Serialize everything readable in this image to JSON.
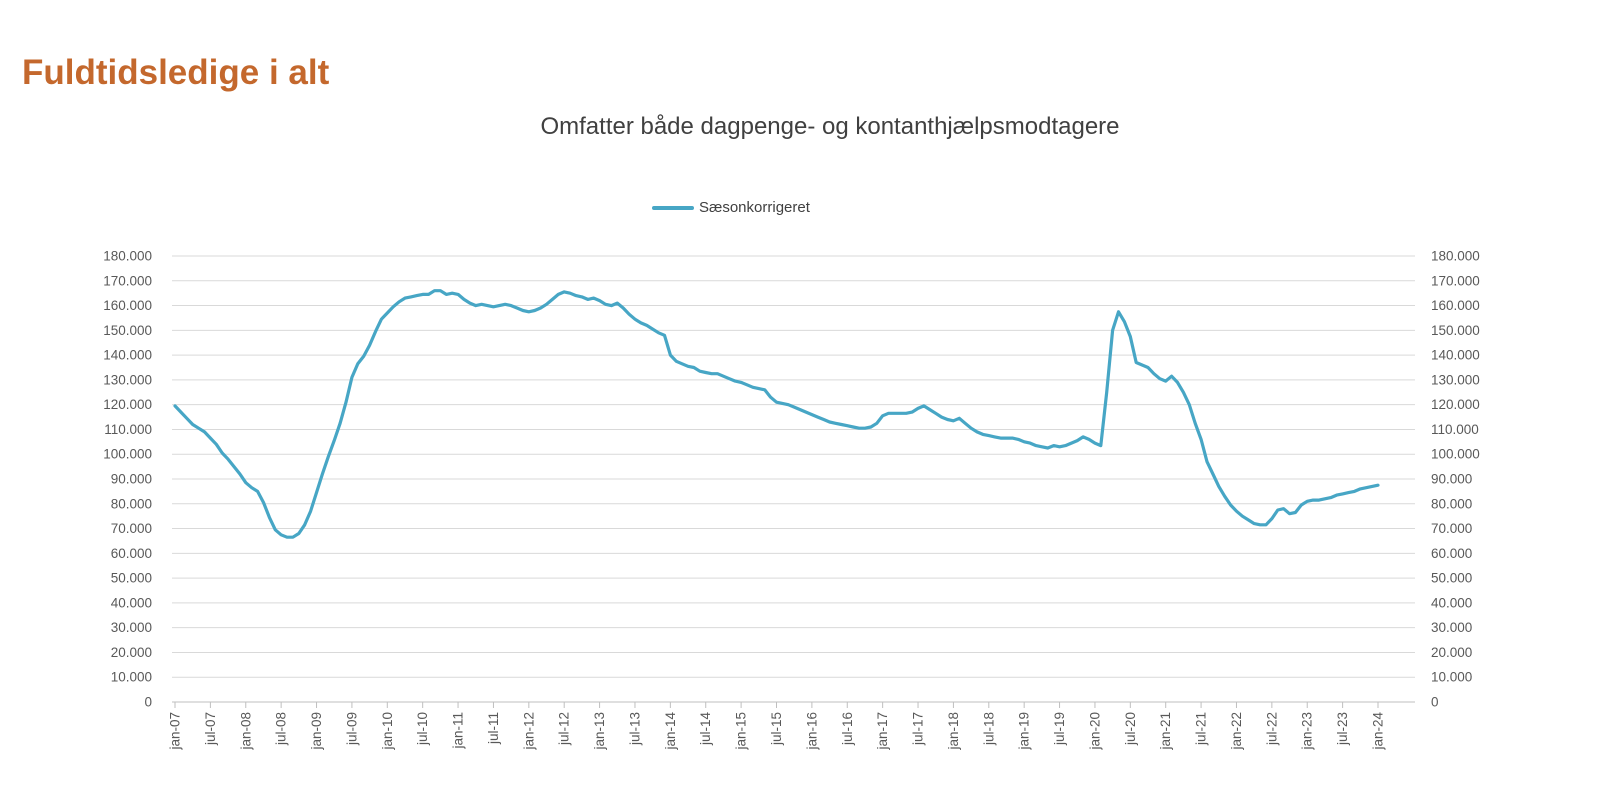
{
  "page": {
    "title": "Fuldtidsledige i alt"
  },
  "chart": {
    "subtitle": "Omfatter både dagpenge- og kontanthjælpsmodtagere"
  },
  "legend": {
    "label": "Sæsonkorrigeret"
  },
  "colors": {
    "title": "#c4682d",
    "series": "#47a6c5",
    "subtitle_text": "#404040",
    "axis_label_text": "#595959",
    "gridline": "#d9d9d9",
    "axis_line": "#bfbfbf"
  },
  "chart_data": {
    "type": "line",
    "title": "Omfatter både dagpenge- og kontanthjælpsmodtagere",
    "xlabel": "",
    "ylabel": "",
    "x_frequency": "monthly",
    "x_start": "jan-07",
    "x_end": "jan-24",
    "x_tick_labels": [
      "jan-07",
      "jul-07",
      "jan-08",
      "jul-08",
      "jan-09",
      "jul-09",
      "jan-10",
      "jul-10",
      "jan-11",
      "jul-11",
      "jan-12",
      "jul-12",
      "jan-13",
      "jul-13",
      "jan-14",
      "jul-14",
      "jan-15",
      "jul-15",
      "jan-16",
      "jul-16",
      "jan-17",
      "jul-17",
      "jan-18",
      "jul-18",
      "jan-19",
      "jul-19",
      "jan-20",
      "jul-20",
      "jan-21",
      "jul-21",
      "jan-22",
      "jul-22",
      "jan-23",
      "jul-23",
      "jan-24"
    ],
    "y_tick_labels": [
      "0",
      "10.000",
      "20.000",
      "30.000",
      "40.000",
      "50.000",
      "60.000",
      "70.000",
      "80.000",
      "90.000",
      "100.000",
      "110.000",
      "120.000",
      "130.000",
      "140.000",
      "150.000",
      "160.000",
      "170.000",
      "180.000"
    ],
    "ylim": [
      0,
      180000
    ],
    "y_tick_step": 10000,
    "grid": "horizontal",
    "legend_position": "top-center",
    "y_axis_sides": "both",
    "series": [
      {
        "name": "Sæsonkorrigeret",
        "color": "#47a6c5",
        "values": [
          119500,
          117000,
          114500,
          112000,
          110500,
          109000,
          106500,
          104000,
          100500,
          98000,
          95000,
          92000,
          88500,
          86500,
          85000,
          80500,
          74500,
          69500,
          67500,
          66500,
          66500,
          68000,
          71500,
          77000,
          84500,
          92000,
          99000,
          105500,
          112500,
          121000,
          131000,
          136500,
          139500,
          144000,
          149500,
          154500,
          157000,
          159500,
          161500,
          163000,
          163500,
          164000,
          164500,
          164500,
          166000,
          166000,
          164500,
          165000,
          164500,
          162500,
          161000,
          160000,
          160500,
          160000,
          159500,
          160000,
          160500,
          160000,
          159000,
          158000,
          157500,
          158000,
          159000,
          160500,
          162500,
          164500,
          165500,
          165000,
          164000,
          163500,
          162500,
          163000,
          162000,
          160500,
          160000,
          161000,
          159000,
          156500,
          154500,
          153000,
          152000,
          150500,
          149000,
          148000,
          140000,
          137500,
          136500,
          135500,
          135000,
          133500,
          133000,
          132500,
          132500,
          131500,
          130500,
          129500,
          129000,
          128000,
          127000,
          126500,
          126000,
          123000,
          121000,
          120500,
          120000,
          119000,
          118000,
          117000,
          116000,
          115000,
          114000,
          113000,
          112500,
          112000,
          111500,
          111000,
          110500,
          110500,
          111000,
          112500,
          115500,
          116500,
          116500,
          116500,
          116500,
          117000,
          118500,
          119500,
          118000,
          116500,
          115000,
          114000,
          113500,
          114500,
          112500,
          110500,
          109000,
          108000,
          107500,
          107000,
          106500,
          106500,
          106500,
          106000,
          105000,
          104500,
          103500,
          103000,
          102500,
          103500,
          103000,
          103500,
          104500,
          105500,
          107000,
          106000,
          104500,
          103500,
          125000,
          150000,
          157500,
          153500,
          147500,
          137000,
          136000,
          135000,
          132500,
          130500,
          129500,
          131500,
          129000,
          125000,
          120000,
          112500,
          106000,
          97000,
          92000,
          87000,
          83000,
          79500,
          77000,
          75000,
          73500,
          72000,
          71500,
          71500,
          74000,
          77500,
          78000,
          76000,
          76500,
          79500,
          81000,
          81500,
          81500,
          82000,
          82500,
          83500,
          84000,
          84500,
          85000,
          86000,
          86500,
          87000,
          87500
        ]
      }
    ]
  }
}
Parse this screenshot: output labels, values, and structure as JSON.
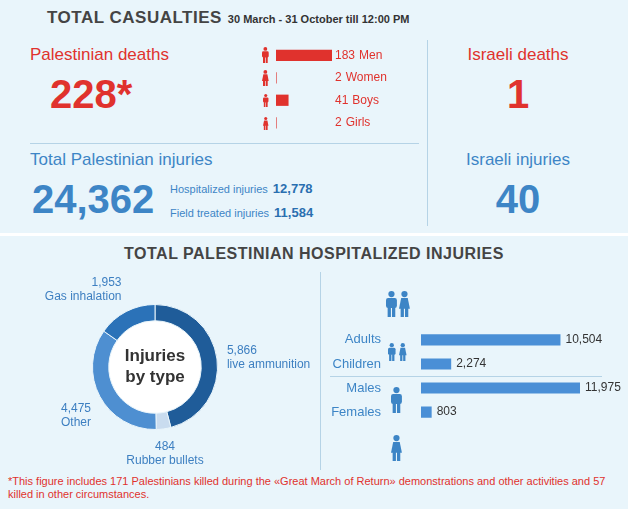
{
  "header": {
    "title": "TOTAL CASUALTIES",
    "subtitle": "30 March - 31 October till 12:00 PM"
  },
  "stats": {
    "palestinian_deaths": {
      "label": "Palestinian deaths",
      "value": "228*"
    },
    "israeli_deaths": {
      "label": "Israeli deaths",
      "value": "1"
    },
    "palestinian_injuries": {
      "label": "Total Palestinian injuries",
      "value": "24,362",
      "breakdown": [
        {
          "label": "Hospitalized injuries",
          "value": "12,778"
        },
        {
          "label": "Field treated injuries",
          "value": "11,584"
        }
      ]
    },
    "israeli_injuries": {
      "label": "Israeli injuries",
      "value": "40"
    }
  },
  "section_title": "TOTAL PALESTINIAN HOSPITALIZED INJURIES",
  "footnote": "*This figure includes 171 Palestinians killed during the «Great March of Return» demonstrations and other activities and 57 killed in other circumstances.",
  "chart_data": [
    {
      "type": "bar",
      "orientation": "horizontal",
      "categories": [
        "Men",
        "Women",
        "Boys",
        "Girls"
      ],
      "values": [
        183,
        2,
        41,
        2
      ],
      "color": "#e0322d",
      "xlim": [
        0,
        183
      ],
      "tick_labels": false,
      "grid": false,
      "data_labels": true
    },
    {
      "type": "doughnut",
      "title": "Injuries by type",
      "categories": [
        "live ammunition",
        "Rubber bullets",
        "Other",
        "Gas inhalation"
      ],
      "values": [
        5866,
        484,
        4475,
        1953
      ],
      "value_labels": [
        "5,866",
        "484",
        "4,475",
        "1,953"
      ],
      "colors": [
        "#1f5c99",
        "#c9dcef",
        "#4e8fd1",
        "#2b72b8"
      ],
      "data_labels": true
    },
    {
      "type": "bar",
      "orientation": "horizontal",
      "categories": [
        "Adults",
        "Children",
        "Males",
        "Females"
      ],
      "values": [
        10504,
        2274,
        11975,
        803
      ],
      "value_labels": [
        "10,504",
        "2,274",
        "11,975",
        "803"
      ],
      "color": "#4a8fd6",
      "xlim": [
        0,
        11975
      ],
      "tick_labels": "y",
      "grid": false,
      "data_labels": true
    }
  ]
}
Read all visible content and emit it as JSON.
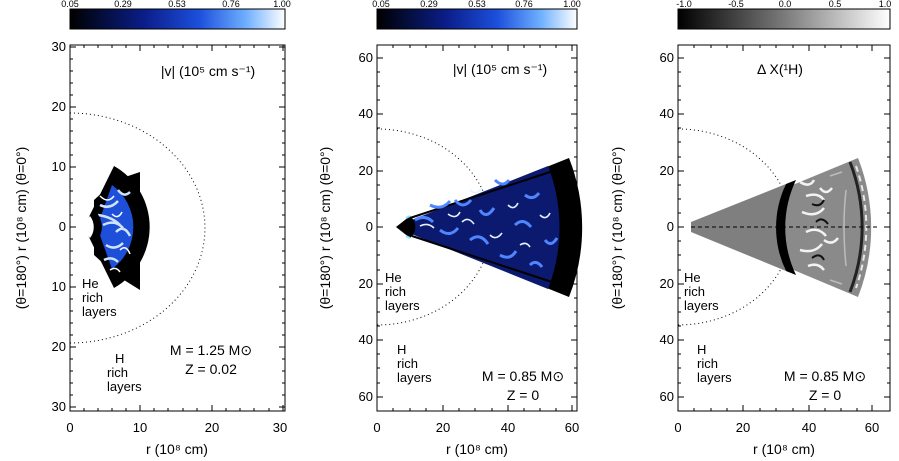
{
  "figure": {
    "panels": [
      {
        "id": "left",
        "colorbar": {
          "ticks": [
            "0.05",
            "0.29",
            "0.53",
            "0.76",
            "1.00"
          ],
          "colormap": "black-blue-white"
        },
        "quantity_label": "|v| (10⁵ cm s⁻¹)",
        "x_axis_label": "r (10⁸ cm)",
        "y_axis_label": "(θ=180°) r (10⁸ cm) (θ=0°)",
        "x_ticks": [
          "0",
          "10",
          "20",
          "30"
        ],
        "y_ticks": [
          "30",
          "20",
          "10",
          "0",
          "10",
          "20",
          "30"
        ],
        "region_labels": [
          {
            "lines": [
              "He",
              "rich",
              "layers"
            ]
          },
          {
            "lines": [
              "H",
              "rich",
              "layers"
            ]
          }
        ],
        "model_params": [
          "M = 1.25 M⊙",
          "Z = 0.02"
        ]
      },
      {
        "id": "middle",
        "colorbar": {
          "ticks": [
            "0.05",
            "0.29",
            "0.53",
            "0.76",
            "1.00"
          ],
          "colormap": "black-blue-white"
        },
        "quantity_label": "|v| (10⁵ cm s⁻¹)",
        "x_axis_label": "r (10⁸ cm)",
        "y_axis_label": "(θ=180°) r (10⁸ cm) (θ=0°)",
        "x_ticks": [
          "0",
          "20",
          "40",
          "60"
        ],
        "y_ticks": [
          "60",
          "40",
          "20",
          "0",
          "20",
          "40",
          "60"
        ],
        "region_labels": [
          {
            "lines": [
              "He",
              "rich",
              "layers"
            ]
          },
          {
            "lines": [
              "H",
              "rich",
              "layers"
            ]
          }
        ],
        "model_params": [
          "M = 0.85 M⊙",
          "Z = 0"
        ]
      },
      {
        "id": "right",
        "colorbar": {
          "ticks": [
            "-1.0",
            "-0.5",
            "0.0",
            "0.5",
            "1.0"
          ],
          "colormap": "black-gray-white"
        },
        "quantity_label": "Δ X(¹H)",
        "x_axis_label": "r (10⁸ cm)",
        "y_axis_label": "(θ=180°) r (10⁸ cm) (θ=0°)",
        "x_ticks": [
          "0",
          "20",
          "40",
          "60"
        ],
        "y_ticks": [
          "60",
          "40",
          "20",
          "0",
          "20",
          "40",
          "60"
        ],
        "region_labels": [
          {
            "lines": [
              "He",
              "rich",
              "layers"
            ]
          },
          {
            "lines": [
              "H",
              "rich",
              "layers"
            ]
          }
        ],
        "model_params": [
          "M = 0.85 M⊙",
          "Z = 0"
        ]
      }
    ]
  },
  "chart_data": [
    {
      "type": "heatmap",
      "xlim": [
        0,
        30
      ],
      "ylim": [
        -30,
        30
      ],
      "colorbar_range": [
        0.05,
        1.0
      ],
      "wedge": {
        "r_inner": 3,
        "r_outer": 12,
        "angle_deg": 120,
        "active_r": [
          4,
          9
        ]
      },
      "boundary_circle_radius": 19,
      "grid": false
    },
    {
      "type": "heatmap",
      "xlim": [
        0,
        62
      ],
      "ylim": [
        -65,
        65
      ],
      "colorbar_range": [
        0.05,
        1.0
      ],
      "wedge": {
        "r_inner": 8,
        "r_outer": 59,
        "angle_deg": 48,
        "active_r": [
          10,
          52
        ]
      },
      "boundary_circle_radius": 35,
      "grid": false
    },
    {
      "type": "heatmap",
      "xlim": [
        0,
        65
      ],
      "ylim": [
        -65,
        65
      ],
      "colorbar_range": [
        -1.0,
        1.0
      ],
      "wedge": {
        "r_inner": 4,
        "r_outer": 59,
        "angle_deg": 48,
        "interface_r": 34
      },
      "boundary_circle_radius": 35,
      "grid": false
    }
  ]
}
──────────────────────────────
Your task is to collect every line above that contains the word "March".

Result:
    "subtitle": "30 March - 31 October till 12:00 PM"
  "footnote": "*This figure includes 171 Palestinians killed during the «Great March of Return» demonstrations and other activities and 57 killed in other circumstances.",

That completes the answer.